[Stored records]

********

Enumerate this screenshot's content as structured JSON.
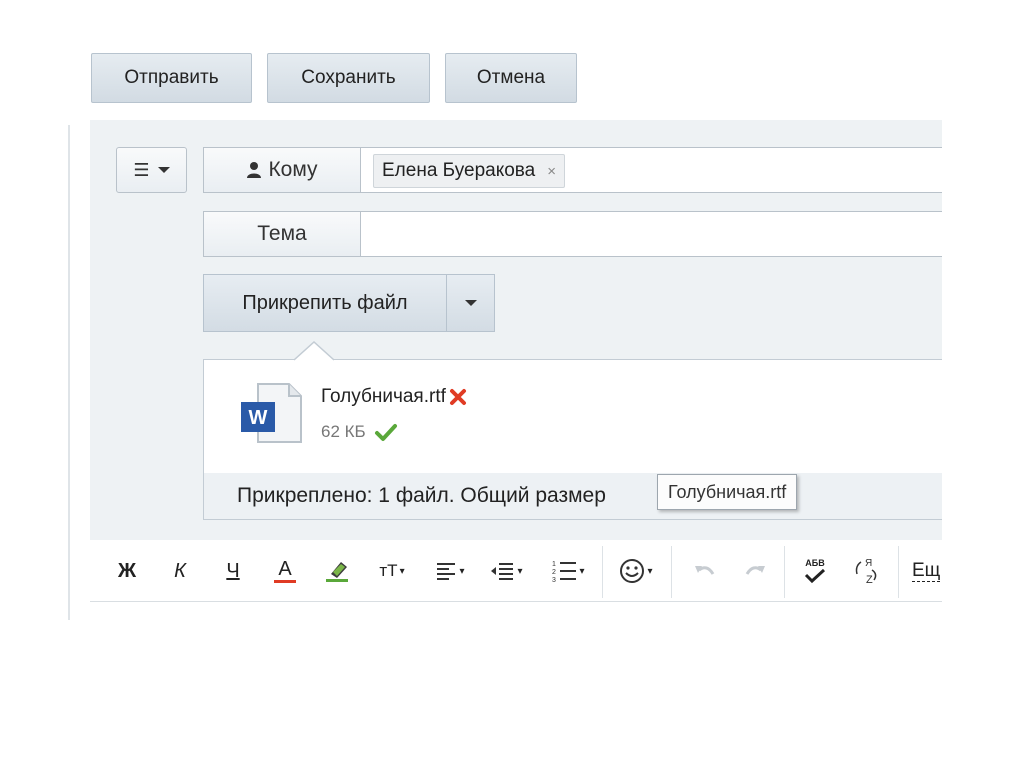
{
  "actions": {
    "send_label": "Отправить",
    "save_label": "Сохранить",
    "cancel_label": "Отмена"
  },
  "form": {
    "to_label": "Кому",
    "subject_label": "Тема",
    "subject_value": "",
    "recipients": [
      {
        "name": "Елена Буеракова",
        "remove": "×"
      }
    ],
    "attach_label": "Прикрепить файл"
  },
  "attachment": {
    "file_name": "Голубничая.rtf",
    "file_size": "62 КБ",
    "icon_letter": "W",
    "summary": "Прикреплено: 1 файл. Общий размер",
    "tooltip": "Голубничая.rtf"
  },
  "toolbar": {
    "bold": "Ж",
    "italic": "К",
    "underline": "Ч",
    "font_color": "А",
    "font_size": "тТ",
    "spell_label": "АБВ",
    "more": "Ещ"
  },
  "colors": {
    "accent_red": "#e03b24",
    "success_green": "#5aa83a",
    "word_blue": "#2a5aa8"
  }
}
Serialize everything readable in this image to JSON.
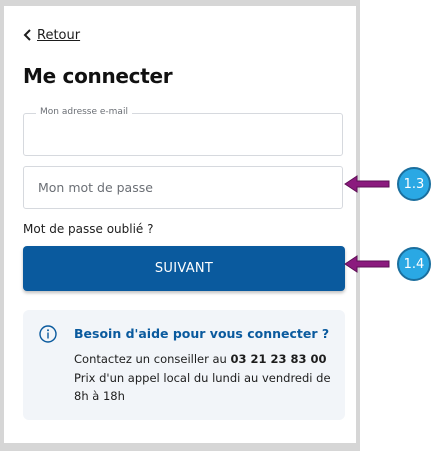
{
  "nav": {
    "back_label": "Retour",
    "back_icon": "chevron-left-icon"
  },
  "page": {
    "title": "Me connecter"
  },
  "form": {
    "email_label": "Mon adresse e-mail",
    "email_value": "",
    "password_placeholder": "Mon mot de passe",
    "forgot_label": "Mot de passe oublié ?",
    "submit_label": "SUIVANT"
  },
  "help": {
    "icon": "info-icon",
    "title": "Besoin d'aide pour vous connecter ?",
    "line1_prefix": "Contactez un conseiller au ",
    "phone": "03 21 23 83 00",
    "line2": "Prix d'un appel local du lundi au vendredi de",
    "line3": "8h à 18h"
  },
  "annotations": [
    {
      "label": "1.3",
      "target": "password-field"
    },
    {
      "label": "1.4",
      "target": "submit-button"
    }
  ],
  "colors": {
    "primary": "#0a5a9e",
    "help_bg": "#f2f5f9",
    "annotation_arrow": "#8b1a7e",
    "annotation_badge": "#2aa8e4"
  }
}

********

### Task statement
Restate every record exactly, please; do not copy the pictures.

### Exercise output
Enumerate this screenshot's content as structured JSON.
{
  "actions": {
    "send_label": "Отправить",
    "save_label": "Сохранить",
    "cancel_label": "Отмена"
  },
  "form": {
    "to_label": "Кому",
    "subject_label": "Тема",
    "subject_value": "",
    "recipients": [
      {
        "name": "Елена Буеракова",
        "remove": "×"
      }
    ],
    "attach_label": "Прикрепить файл"
  },
  "attachment": {
    "file_name": "Голубничая.rtf",
    "file_size": "62 КБ",
    "icon_letter": "W",
    "summary": "Прикреплено: 1 файл. Общий размер",
    "tooltip": "Голубничая.rtf"
  },
  "toolbar": {
    "bold": "Ж",
    "italic": "К",
    "underline": "Ч",
    "font_color": "А",
    "font_size": "тТ",
    "spell_label": "АБВ",
    "more": "Ещ"
  },
  "colors": {
    "accent_red": "#e03b24",
    "success_green": "#5aa83a",
    "word_blue": "#2a5aa8"
  }
}
Serialize everything readable in this image to JSON.
{
  "nav": {
    "back_label": "Retour",
    "back_icon": "chevron-left-icon"
  },
  "page": {
    "title": "Me connecter"
  },
  "form": {
    "email_label": "Mon adresse e-mail",
    "email_value": "",
    "password_placeholder": "Mon mot de passe",
    "forgot_label": "Mot de passe oublié ?",
    "submit_label": "SUIVANT"
  },
  "help": {
    "icon": "info-icon",
    "title": "Besoin d'aide pour vous connecter ?",
    "line1_prefix": "Contactez un conseiller au ",
    "phone": "03 21 23 83 00",
    "line2": "Prix d'un appel local du lundi au vendredi de",
    "line3": "8h à 18h"
  },
  "annotations": [
    {
      "label": "1.3",
      "target": "password-field"
    },
    {
      "label": "1.4",
      "target": "submit-button"
    }
  ],
  "colors": {
    "primary": "#0a5a9e",
    "help_bg": "#f2f5f9",
    "annotation_arrow": "#8b1a7e",
    "annotation_badge": "#2aa8e4"
  }
}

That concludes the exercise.